STATED TASK:
From the line that holds "OCR this image." to the last line of the data, copy everything exactly; leave out all the rest.

RECORD EXCERPTS:
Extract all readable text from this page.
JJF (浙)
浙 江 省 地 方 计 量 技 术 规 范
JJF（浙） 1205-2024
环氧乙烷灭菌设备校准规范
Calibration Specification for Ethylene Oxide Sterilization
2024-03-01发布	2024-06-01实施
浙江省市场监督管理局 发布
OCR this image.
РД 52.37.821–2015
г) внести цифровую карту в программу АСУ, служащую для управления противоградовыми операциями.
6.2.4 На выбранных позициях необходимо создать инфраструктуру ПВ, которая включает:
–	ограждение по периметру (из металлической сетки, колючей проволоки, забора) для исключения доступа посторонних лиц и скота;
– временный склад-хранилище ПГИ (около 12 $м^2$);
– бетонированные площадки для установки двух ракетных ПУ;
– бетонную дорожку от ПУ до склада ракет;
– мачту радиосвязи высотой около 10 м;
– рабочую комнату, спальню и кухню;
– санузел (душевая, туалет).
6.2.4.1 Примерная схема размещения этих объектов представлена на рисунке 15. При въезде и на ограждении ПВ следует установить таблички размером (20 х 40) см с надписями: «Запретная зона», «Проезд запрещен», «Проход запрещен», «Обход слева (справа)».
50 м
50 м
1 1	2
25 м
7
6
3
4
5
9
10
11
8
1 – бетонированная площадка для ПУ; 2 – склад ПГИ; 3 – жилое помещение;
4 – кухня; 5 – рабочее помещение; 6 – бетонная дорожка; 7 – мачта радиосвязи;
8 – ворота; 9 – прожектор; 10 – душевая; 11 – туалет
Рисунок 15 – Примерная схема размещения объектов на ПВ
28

OUTPUT FOR THIS TASK:
OCR this image.
РД 52.37.821–2015
г) внести цифровую карту в программу АСУ, служащую для управления противоградовыми операциями.
6.2.4 На выбранных позициях необходимо создать инфраструктуру ПВ, которая включает:
–	ограждение по периметру (из металлической сетки, колючей проволоки, забора) для исключения доступа посторонних лиц и скота;
– временный склад-хранилище ПГИ (около 12 $м^2$);
– бетонированные площадки для установки двух ракетных ПУ;
– бетонную дорожку от ПУ до склада ракет;
– мачту радиосвязи высотой около 10 м;
– рабочую комнату, спальню и кухню;
– санузел (душевая, туалет).
6.2.4.1 Примерная схема размещения этих объектов представлена на рисунке 15. При въезде и на ограждении ПВ следует установить таблички размером (20 х 40) см с надписями: «Запретная зона», «Проезд запрещен», «Проход запрещен», «Обход слева (справа)».
50 м
50 м
1 1	2
25 м
7
6
3
4
5
9
10
11
8
1 – бетонированная площадка для ПУ; 2 – склад ПГИ; 3 – жилое помещение;
4 – кухня; 5 – рабочее помещение; 6 – бетонная дорожка; 7 – мачта радиосвязи;
8 – ворота; 9 – прожектор; 10 – душевая; 11 – туалет
Рисунок 15 – Примерная схема размещения объектов на ПВ
28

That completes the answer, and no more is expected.